Extract to read:
##############################
Published: 01/10/2018
By: larry

Colin in California asked the following question:

I was gearing up to get started in this business when, more quickly than anticipated, I was connected with one of the biggest realtors in town and I was quickly shooting multi-million dollar homes—very high-end for the area. The client is awesome to have and pays well. Great! The only thing is, now I need to ramp up and get more volume in order to make a real living at this.

So my question to you is, how should I market myself? I want more volume, but I want to maintain what I’m doing with this Realtor and cater to the upper-end if possible.

You have a great start if you are already shooting for one of the top Realtors in your area. The very best way to market is by referral. Make sure you are meeting your top Realtor's needs and ask her to recommend you to her friends.

Referral marketing is very powerful and used widely in the real estate industry. Realtors use this technique and understand it well. For real estate photography, the process works like this:

  1. Explicitly ask your clients to refer you to their friends. Something like, "If you like the work I do, please tell your friends about me." Say it in person and have it on your marketing materials.
  2. Realtors will trust recommendations from their friends in the business over any other form of marketing. Referral marketing is the most powerful form of marketing!
  3. When one of your existing clients refers you to another Realtor, give the referring agent a gift. Give the gift and say thank you in person.
  4. Referral marketing is a widely used technique in real estate and documented in a book by Brian Buffini and Joe Niego. This whole marketing technique applies to real estate photographers.

There are many more secondary parts of marketing (here is a beginner's summary) but getting the referral process going is very important!

9 comments on “How Real Estate Photographers Can Use Referral Marketing”
##############################
Dataset excerpts:
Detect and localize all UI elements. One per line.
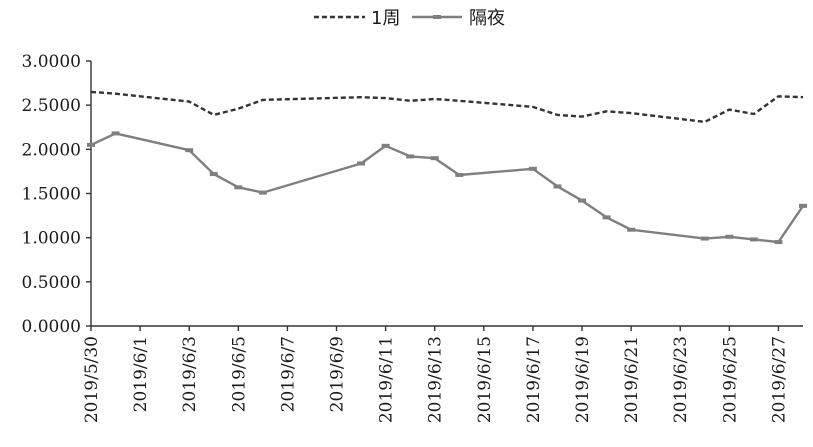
data-point-overnight <box>553 184 562 189</box>
legend-marker-overnight <box>433 15 441 19</box>
x-tick-label: 2019/6/11 <box>377 336 397 423</box>
x-tick-label: 2019/6/9 <box>328 336 348 412</box>
data-point-overnight <box>87 142 95 147</box>
data-point-overnight <box>381 143 390 148</box>
data-point-overnight <box>602 215 611 220</box>
y-tick-label: 1.0000 <box>22 229 81 249</box>
data-point-overnight <box>578 198 587 203</box>
data-point-overnight <box>774 240 783 245</box>
x-tick-label: 2019/6/25 <box>720 336 740 423</box>
series-layer <box>87 90 807 245</box>
data-point-overnight <box>258 190 267 195</box>
x-tick-label: 2019/6/23 <box>671 336 691 423</box>
x-tick-label: 2019/6/13 <box>426 336 446 423</box>
data-point-overnight <box>627 227 636 232</box>
axes: 0.0000 0.5000 1.0000 1.5000 2.0000 2.5000 3.00… <box>22 52 803 423</box>
data-point-overnight <box>185 148 194 153</box>
x-tick-label: 2019/6/5 <box>229 336 249 412</box>
data-point-overnight <box>455 172 464 177</box>
x-tick-label: 2019/5/30 <box>82 336 102 423</box>
y-tick-label: 1.5000 <box>22 185 81 205</box>
y-tick-label: 0.0000 <box>22 317 81 337</box>
data-point-overnight <box>209 172 218 177</box>
x-tick-label: 2019/6/27 <box>769 336 789 423</box>
y-tick-label: 3.0000 <box>22 52 81 72</box>
x-tick-label: 2019/6/1 <box>131 336 151 412</box>
data-point-overnight <box>799 203 807 208</box>
data-point-overnight <box>528 166 537 171</box>
data-point-overnight <box>749 237 758 242</box>
legend: 1周 隔夜 <box>314 8 505 29</box>
data-point-overnight <box>725 234 734 239</box>
data-point-overnight <box>430 156 439 161</box>
legend-label-1week: 1周 <box>371 8 400 29</box>
x-tick-label: 2019/6/3 <box>180 336 200 412</box>
x-tick-label: 2019/6/7 <box>278 336 298 412</box>
data-point-overnight <box>700 236 709 241</box>
data-point-overnight <box>234 185 243 190</box>
data-point-overnight <box>406 154 415 159</box>
data-point-overnight <box>111 131 120 136</box>
legend-label-overnight: 隔夜 <box>469 8 505 29</box>
x-tick-label: 2019/6/17 <box>524 336 544 423</box>
x-tick-label: 2019/6/15 <box>475 336 495 423</box>
x-tick-label: 2019/6/19 <box>573 336 593 423</box>
y-tick-label: 0.5000 <box>22 273 81 293</box>
data-point-overnight <box>357 161 366 166</box>
x-tick-label: 2019/6/21 <box>622 336 642 423</box>
series-line-1week <box>90 90 804 124</box>
y-tick-label: 2.5000 <box>22 96 81 116</box>
y-tick-label: 2.0000 <box>22 140 81 160</box>
series-line-overnight <box>90 132 804 244</box>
##############################
Aim 1: In the article on referral marketing, what should a photographer give an existing client who refers them to another Realtor?
Aim 2: Resume the article on referral marketing from the point where it stops.
The rows were taken from a separate source and have nothing to do with the article on referral marketing.

Output 1: A gift, handed over in person with a thank-you.

Output 2:
  1. It is true that referrals are usually great when you can get them and worth cultivating. However, homeowners referring other homeowners to realtors is very different from realtors referring their vendors to other realtors. Sometimes, realtors may be reluctant to refer their colleagues who are their competitors to their preferred vendors out of sheer competitiveness; and some realtors may be concerned that, if their preferred vendors get too busy, these vendors won't have as much time for them when they need them. This is particular issue with photography, since it involves creativity and aesthetic judgement that may not be easy to replace. As long as they are qualified and reliable, home inspectors, painters, carpenters, landscape maintenance, etc., are relatively interchangeable in terms of their work product.

  2. I would not be surprised if a poll was taken on "What has been the most succesfull way that you have earned new clients"
    Trade Shows
    Or .... wait for it....... Referrals

    One thing about referrals, they come with an implicit recommendation (unless the agent is trying to torpedo the other :))

  3. All of my business comes from recommendations. Well not really, about 10% actually find me on the internet but that won't grow the business referrals do.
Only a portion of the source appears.